#### Objective
Type the records out again in full, exactly.

#### Information provided
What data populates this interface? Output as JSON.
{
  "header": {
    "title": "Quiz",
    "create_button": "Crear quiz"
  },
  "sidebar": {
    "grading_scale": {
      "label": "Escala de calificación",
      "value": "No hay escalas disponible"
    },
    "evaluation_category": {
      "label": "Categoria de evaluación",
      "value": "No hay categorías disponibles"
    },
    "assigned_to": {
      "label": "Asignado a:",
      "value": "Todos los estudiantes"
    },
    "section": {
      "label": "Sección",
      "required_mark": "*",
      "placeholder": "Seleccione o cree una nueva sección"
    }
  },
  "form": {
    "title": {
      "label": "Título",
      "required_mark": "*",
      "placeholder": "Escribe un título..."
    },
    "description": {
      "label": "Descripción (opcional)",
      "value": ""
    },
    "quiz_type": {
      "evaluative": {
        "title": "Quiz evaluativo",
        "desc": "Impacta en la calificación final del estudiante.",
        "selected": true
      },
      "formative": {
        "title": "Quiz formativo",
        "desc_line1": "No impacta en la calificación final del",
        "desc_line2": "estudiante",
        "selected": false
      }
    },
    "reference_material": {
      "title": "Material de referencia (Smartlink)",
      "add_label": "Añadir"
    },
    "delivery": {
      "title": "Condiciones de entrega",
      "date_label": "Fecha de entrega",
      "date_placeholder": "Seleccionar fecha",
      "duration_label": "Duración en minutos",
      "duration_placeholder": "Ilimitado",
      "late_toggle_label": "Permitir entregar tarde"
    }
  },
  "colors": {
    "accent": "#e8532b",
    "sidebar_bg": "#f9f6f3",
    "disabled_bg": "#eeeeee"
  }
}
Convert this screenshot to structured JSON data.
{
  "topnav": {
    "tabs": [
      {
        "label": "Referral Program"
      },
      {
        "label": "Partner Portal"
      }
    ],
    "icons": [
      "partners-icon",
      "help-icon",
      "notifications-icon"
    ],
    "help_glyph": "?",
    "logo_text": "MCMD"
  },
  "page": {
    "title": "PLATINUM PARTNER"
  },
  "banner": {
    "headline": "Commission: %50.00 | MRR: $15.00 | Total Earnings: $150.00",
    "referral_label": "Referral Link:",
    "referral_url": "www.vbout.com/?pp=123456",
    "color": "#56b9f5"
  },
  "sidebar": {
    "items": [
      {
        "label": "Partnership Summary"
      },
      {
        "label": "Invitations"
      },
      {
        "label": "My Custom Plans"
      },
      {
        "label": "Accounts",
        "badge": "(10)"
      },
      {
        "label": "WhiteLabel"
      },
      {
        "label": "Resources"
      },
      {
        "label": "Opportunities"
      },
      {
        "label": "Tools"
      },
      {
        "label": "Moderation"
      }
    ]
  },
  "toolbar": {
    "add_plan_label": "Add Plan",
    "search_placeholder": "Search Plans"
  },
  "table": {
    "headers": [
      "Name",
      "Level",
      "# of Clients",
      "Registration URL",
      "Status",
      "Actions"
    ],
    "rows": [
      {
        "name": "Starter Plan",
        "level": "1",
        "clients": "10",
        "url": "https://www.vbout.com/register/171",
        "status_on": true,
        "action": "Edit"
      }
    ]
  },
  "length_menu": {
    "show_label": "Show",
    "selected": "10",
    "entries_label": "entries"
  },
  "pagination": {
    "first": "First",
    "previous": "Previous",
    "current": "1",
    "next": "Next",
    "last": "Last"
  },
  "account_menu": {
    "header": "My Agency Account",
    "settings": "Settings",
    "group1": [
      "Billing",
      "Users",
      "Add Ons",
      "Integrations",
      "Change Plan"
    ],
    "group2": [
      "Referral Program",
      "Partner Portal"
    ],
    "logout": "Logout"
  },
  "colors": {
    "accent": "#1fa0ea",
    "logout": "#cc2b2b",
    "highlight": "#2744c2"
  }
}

#### Response
What data populates this interface? Output as JSON.
{
  "header": {
    "title": "Quiz",
    "create_button": "Crear quiz"
  },
  "sidebar": {
    "grading_scale": {
      "label": "Escala de calificación",
      "value": "No hay escalas disponible"
    },
    "evaluation_category": {
      "label": "Categoria de evaluación",
      "value": "No hay categorías disponibles"
    },
    "assigned_to": {
      "label": "Asignado a:",
      "value": "Todos los estudiantes"
    },
    "section": {
      "label": "Sección",
      "required_mark": "*",
      "placeholder": "Seleccione o cree una nueva sección"
    }
  },
  "form": {
    "title": {
      "label": "Título",
      "required_mark": "*",
      "placeholder": "Escribe un título..."
    },
    "description": {
      "label": "Descripción (opcional)",
      "value": ""
    },
    "quiz_type": {
      "evaluative": {
        "title": "Quiz evaluativo",
        "desc": "Impacta en la calificación final del estudiante.",
        "selected": true
      },
      "formative": {
        "title": "Quiz formativo",
        "desc_line1": "No impacta en la calificación final del",
        "desc_line2": "estudiante",
        "selected": false
      }
    },
    "reference_material": {
      "title": "Material de referencia (Smartlink)",
      "add_label": "Añadir"
    },
    "delivery": {
      "title": "Condiciones de entrega",
      "date_label": "Fecha de entrega",
      "date_placeholder": "Seleccionar fecha",
      "duration_label": "Duración en minutos",
      "duration_placeholder": "Ilimitado",
      "late_toggle_label": "Permitir entregar tarde"
    }
  },
  "colors": {
    "accent": "#e8532b",
    "sidebar_bg": "#f9f6f3",
    "disabled_bg": "#eeeeee"
  }
}
Convert this screenshot to structured JSON data.
{
  "topnav": {
    "tabs": [
      {
        "label": "Referral Program"
      },
      {
        "label": "Partner Portal"
      }
    ],
    "icons": [
      "partners-icon",
      "help-icon",
      "notifications-icon"
    ],
    "help_glyph": "?",
    "logo_text": "MCMD"
  },
  "page": {
    "title": "PLATINUM PARTNER"
  },
  "banner": {
    "headline": "Commission: %50.00 | MRR: $15.00 | Total Earnings: $150.00",
    "referral_label": "Referral Link:",
    "referral_url": "www.vbout.com/?pp=123456",
    "color": "#56b9f5"
  },
  "sidebar": {
    "items": [
      {
        "label": "Partnership Summary"
      },
      {
        "label": "Invitations"
      },
      {
        "label": "My Custom Plans"
      },
      {
        "label": "Accounts",
        "badge": "(10)"
      },
      {
        "label": "WhiteLabel"
      },
      {
        "label": "Resources"
      },
      {
        "label": "Opportunities"
      },
      {
        "label": "Tools"
      },
      {
        "label": "Moderation"
      }
    ]
  },
  "toolbar": {
    "add_plan_label": "Add Plan",
    "search_placeholder": "Search Plans"
  },
  "table": {
    "headers": [
      "Name",
      "Level",
      "# of Clients",
      "Registration URL",
      "Status",
      "Actions"
    ],
    "rows": [
      {
        "name": "Starter Plan",
        "level": "1",
        "clients": "10",
        "url": "https://www.vbout.com/register/171",
        "status_on": true,
        "action": "Edit"
      }
    ]
  },
  "length_menu": {
    "show_label": "Show",
    "selected": "10",
    "entries_label": "entries"
  },
  "pagination": {
    "first": "First",
    "previous": "Previous",
    "current": "1",
    "next": "Next",
    "last": "Last"
  },
  "account_menu": {
    "header": "My Agency Account",
    "settings": "Settings",
    "group1": [
      "Billing",
      "Users",
      "Add Ons",
      "Integrations",
      "Change Plan"
    ],
    "group2": [
      "Referral Program",
      "Partner Portal"
    ],
    "logout": "Logout"
  },
  "colors": {
    "accent": "#1fa0ea",
    "logout": "#cc2b2b",
    "highlight": "#2744c2"
  }
}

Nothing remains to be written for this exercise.